## Given exercise
From the entries that follow, list every line in which the string "name" appears.

--- start Input for this task ---

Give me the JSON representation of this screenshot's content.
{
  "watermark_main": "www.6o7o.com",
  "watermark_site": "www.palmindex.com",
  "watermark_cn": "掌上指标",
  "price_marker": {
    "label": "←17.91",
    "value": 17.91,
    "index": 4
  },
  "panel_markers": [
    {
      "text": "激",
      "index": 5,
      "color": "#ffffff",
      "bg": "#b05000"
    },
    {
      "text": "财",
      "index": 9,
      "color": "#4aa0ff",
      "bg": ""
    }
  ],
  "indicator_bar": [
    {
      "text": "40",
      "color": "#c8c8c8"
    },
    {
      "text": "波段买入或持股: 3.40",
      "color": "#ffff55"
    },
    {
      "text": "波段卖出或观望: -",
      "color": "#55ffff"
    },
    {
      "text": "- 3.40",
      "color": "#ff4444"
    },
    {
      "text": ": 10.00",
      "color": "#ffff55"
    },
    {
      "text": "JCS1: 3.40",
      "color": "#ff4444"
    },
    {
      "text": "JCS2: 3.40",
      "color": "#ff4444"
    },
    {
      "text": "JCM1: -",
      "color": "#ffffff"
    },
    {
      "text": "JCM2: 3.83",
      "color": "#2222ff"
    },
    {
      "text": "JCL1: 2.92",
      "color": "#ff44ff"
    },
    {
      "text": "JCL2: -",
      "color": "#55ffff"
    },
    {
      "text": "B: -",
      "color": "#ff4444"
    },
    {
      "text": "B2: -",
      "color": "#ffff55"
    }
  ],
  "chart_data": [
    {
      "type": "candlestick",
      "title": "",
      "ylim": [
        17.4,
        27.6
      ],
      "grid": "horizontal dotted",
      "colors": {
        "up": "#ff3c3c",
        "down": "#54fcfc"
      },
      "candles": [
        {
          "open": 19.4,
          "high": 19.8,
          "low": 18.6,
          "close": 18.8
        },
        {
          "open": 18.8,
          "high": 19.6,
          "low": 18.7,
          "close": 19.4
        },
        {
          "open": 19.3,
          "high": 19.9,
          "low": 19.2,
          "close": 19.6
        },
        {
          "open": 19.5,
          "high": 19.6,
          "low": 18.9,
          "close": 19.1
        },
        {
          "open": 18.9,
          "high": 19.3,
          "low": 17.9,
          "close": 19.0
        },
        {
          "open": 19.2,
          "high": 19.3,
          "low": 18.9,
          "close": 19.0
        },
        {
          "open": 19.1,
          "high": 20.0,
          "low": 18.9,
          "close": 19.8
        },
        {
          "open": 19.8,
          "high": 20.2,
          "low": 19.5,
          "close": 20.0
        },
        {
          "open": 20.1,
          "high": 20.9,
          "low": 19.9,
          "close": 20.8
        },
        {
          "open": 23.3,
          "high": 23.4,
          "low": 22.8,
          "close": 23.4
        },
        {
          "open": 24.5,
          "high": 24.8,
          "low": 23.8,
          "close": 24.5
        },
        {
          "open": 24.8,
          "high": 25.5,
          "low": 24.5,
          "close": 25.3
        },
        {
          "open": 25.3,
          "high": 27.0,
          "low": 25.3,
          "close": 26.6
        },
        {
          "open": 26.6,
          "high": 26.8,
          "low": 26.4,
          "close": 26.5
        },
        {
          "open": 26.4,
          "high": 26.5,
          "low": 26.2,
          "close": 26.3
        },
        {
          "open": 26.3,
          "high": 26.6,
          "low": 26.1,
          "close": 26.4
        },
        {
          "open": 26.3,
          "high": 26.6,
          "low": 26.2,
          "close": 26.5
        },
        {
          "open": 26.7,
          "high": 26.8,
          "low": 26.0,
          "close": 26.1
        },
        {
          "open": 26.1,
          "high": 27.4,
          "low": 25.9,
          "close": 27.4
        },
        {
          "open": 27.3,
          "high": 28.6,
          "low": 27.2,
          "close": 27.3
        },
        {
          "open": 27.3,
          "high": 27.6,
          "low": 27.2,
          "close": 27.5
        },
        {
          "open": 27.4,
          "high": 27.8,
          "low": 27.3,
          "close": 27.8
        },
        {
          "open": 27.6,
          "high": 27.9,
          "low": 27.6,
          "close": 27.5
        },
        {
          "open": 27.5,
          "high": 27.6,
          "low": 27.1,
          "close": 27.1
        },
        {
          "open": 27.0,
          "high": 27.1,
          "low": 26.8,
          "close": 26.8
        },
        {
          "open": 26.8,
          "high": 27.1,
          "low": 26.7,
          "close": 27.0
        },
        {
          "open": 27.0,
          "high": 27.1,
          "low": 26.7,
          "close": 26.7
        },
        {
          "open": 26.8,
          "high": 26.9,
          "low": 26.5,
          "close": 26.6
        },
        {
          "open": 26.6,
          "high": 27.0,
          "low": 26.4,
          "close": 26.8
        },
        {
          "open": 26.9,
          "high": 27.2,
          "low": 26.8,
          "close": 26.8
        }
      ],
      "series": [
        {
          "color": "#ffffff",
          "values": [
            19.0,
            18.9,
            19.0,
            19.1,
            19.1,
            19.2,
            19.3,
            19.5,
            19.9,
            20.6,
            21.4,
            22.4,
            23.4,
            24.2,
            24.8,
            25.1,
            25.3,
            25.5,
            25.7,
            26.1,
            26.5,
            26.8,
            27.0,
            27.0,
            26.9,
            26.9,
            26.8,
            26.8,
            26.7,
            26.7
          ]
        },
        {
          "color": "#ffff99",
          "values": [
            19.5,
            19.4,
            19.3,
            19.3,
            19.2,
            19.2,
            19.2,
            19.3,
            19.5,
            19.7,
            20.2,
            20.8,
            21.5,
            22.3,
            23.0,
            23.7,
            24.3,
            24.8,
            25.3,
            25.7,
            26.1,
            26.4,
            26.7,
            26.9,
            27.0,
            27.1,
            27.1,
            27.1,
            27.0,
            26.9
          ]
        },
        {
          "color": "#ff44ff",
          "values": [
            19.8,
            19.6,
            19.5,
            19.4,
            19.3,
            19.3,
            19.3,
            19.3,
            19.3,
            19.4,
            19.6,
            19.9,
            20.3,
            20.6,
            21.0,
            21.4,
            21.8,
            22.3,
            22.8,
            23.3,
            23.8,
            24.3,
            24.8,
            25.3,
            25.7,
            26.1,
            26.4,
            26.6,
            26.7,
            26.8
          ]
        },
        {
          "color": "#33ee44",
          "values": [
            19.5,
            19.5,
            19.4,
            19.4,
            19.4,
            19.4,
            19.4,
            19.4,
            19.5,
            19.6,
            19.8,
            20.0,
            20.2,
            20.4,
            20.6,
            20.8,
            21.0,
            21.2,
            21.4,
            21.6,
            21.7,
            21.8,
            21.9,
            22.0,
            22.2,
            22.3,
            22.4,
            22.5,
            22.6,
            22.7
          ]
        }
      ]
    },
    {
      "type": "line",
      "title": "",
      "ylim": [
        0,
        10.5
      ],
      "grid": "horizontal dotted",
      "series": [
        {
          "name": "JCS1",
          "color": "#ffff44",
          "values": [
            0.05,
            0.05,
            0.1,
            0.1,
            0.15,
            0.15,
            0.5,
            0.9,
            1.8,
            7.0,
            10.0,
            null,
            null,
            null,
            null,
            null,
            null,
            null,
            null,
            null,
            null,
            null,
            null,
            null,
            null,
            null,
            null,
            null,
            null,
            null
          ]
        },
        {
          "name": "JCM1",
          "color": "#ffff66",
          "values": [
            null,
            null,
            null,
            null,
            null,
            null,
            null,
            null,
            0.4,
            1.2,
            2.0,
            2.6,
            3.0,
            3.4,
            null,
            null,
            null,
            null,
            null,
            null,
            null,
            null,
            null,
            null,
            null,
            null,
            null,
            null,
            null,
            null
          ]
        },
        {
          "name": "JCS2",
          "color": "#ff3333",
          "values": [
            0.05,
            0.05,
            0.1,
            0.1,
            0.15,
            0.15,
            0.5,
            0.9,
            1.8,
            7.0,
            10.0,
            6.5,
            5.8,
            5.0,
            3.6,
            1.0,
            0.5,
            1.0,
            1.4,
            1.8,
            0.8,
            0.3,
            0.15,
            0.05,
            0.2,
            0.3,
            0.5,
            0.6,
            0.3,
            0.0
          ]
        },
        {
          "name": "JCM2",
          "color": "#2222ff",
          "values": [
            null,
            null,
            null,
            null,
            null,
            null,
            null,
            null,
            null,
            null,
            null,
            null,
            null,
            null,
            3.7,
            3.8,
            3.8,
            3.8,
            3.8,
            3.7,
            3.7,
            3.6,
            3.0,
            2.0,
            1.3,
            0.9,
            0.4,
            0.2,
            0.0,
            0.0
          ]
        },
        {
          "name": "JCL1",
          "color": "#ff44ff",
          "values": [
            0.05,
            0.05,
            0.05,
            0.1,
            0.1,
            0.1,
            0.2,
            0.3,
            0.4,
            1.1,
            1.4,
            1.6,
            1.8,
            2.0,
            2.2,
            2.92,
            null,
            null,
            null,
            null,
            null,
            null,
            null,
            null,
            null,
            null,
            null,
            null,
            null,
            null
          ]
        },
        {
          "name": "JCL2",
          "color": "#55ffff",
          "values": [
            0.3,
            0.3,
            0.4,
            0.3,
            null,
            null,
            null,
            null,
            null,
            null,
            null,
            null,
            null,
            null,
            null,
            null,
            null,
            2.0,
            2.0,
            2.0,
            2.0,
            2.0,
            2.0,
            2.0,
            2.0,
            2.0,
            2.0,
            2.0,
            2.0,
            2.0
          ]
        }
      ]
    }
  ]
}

--- end Input for this task ---

## Response below
          "name": "JCS1",
          "name": "JCM1",
          "name": "JCS2",
          "name": "JCM2",
          "name": "JCL1",
          "name": "JCL2",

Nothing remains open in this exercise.